**Instructions for the task**
Rewrite the listing from its first line through the line containing "dialog-banner: Connessione desktop", replacing "Connessione" with "Connection" and leaving everything else untouched.

**Listed records**
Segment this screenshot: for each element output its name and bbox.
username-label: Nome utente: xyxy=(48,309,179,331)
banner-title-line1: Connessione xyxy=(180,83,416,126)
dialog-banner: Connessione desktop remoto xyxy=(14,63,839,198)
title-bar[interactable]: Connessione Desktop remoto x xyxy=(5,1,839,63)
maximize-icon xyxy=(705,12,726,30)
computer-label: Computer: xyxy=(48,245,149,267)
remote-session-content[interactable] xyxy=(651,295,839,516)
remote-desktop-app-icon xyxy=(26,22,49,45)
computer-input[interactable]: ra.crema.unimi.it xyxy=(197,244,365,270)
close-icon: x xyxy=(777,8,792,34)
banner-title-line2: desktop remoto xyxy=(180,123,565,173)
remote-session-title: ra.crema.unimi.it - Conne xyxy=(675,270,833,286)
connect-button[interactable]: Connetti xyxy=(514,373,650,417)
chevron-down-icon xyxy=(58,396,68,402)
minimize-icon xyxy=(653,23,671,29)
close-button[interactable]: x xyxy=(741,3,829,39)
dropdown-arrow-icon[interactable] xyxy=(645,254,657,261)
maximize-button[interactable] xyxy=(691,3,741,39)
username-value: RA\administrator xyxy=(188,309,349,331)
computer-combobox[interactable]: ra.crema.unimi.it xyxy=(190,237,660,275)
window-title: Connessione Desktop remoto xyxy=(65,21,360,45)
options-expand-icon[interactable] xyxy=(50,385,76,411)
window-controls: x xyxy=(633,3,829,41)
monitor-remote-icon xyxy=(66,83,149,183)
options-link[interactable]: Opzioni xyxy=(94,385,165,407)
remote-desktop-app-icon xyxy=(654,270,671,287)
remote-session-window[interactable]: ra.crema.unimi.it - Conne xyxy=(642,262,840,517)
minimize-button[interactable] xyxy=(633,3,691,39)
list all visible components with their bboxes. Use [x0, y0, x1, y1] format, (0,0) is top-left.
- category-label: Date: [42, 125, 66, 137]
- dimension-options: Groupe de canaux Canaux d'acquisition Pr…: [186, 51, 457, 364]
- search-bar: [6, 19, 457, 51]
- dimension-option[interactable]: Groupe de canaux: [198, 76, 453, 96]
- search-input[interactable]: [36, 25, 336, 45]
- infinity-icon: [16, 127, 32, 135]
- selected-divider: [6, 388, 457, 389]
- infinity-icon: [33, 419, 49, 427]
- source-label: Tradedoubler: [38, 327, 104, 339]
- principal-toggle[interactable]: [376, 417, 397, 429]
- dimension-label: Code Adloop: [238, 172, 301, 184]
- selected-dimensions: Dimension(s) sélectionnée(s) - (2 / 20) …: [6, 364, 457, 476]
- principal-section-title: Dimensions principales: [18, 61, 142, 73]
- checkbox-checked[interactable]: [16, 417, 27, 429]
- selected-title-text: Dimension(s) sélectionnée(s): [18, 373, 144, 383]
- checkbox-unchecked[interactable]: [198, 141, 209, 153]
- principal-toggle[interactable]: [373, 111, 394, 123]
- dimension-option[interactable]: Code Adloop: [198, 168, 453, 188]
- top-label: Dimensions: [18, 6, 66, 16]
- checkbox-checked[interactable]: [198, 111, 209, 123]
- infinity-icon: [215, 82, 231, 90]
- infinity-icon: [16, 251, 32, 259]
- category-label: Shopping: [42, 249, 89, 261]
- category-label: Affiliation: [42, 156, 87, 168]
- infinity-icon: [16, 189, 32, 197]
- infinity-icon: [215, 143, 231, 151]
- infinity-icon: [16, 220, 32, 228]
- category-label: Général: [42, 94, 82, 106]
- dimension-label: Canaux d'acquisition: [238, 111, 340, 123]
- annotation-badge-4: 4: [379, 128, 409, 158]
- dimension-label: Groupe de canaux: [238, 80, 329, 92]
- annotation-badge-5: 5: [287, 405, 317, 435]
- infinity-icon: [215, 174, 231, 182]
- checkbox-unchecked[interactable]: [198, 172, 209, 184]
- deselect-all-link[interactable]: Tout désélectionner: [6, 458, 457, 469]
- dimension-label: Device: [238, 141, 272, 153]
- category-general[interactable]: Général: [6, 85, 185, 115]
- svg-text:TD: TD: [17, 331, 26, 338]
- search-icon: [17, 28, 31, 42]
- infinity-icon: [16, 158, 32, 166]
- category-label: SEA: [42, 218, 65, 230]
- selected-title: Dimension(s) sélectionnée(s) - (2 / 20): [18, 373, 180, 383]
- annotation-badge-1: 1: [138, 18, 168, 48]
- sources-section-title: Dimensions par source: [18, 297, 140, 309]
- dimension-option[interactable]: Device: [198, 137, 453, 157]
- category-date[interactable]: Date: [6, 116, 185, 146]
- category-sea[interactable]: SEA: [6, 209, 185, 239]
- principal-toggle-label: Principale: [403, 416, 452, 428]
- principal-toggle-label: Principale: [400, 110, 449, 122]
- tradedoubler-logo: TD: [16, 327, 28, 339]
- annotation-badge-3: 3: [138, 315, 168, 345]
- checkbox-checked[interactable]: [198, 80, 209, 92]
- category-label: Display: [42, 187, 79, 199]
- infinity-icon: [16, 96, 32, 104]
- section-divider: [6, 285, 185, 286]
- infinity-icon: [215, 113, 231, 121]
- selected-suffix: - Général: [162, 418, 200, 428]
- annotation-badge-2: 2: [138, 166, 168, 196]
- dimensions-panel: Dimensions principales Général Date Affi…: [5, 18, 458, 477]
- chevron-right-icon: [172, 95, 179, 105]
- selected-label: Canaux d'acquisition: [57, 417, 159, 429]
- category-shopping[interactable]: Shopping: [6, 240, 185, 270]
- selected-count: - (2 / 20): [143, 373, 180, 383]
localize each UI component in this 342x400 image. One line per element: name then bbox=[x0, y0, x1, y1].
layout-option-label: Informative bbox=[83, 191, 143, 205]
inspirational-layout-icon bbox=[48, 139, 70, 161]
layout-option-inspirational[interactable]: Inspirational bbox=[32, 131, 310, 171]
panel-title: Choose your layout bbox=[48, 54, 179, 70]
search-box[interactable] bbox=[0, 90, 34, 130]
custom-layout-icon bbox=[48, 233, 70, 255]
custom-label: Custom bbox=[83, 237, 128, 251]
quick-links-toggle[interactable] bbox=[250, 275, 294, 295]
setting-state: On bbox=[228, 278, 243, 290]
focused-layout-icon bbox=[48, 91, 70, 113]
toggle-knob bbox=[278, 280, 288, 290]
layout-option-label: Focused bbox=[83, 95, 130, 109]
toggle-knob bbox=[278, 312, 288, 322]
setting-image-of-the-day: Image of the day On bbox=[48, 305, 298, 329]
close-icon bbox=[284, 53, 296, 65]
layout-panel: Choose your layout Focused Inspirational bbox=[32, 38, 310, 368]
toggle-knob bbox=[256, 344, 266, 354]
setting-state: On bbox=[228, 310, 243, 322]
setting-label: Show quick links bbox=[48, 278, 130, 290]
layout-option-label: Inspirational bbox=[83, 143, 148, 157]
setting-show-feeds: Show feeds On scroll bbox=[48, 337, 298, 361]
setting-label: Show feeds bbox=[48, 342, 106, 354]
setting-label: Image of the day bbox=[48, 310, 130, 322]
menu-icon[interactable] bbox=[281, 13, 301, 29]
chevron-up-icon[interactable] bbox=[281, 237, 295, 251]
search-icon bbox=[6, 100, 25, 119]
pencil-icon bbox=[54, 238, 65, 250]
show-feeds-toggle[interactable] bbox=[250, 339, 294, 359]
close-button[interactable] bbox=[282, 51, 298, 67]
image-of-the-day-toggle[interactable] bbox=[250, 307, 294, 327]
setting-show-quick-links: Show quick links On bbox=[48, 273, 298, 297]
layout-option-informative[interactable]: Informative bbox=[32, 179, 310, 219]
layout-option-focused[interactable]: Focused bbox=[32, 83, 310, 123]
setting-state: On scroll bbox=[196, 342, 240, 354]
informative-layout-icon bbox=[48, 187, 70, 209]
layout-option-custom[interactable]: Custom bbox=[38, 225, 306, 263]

**Output of the task**
Segment this screenshot: for each element output its name and bbox.
username-label: Nome utente: xyxy=(48,309,179,331)
banner-title-line1: Connection xyxy=(180,83,416,126)
dialog-banner: Connection desktop remoto xyxy=(14,63,839,198)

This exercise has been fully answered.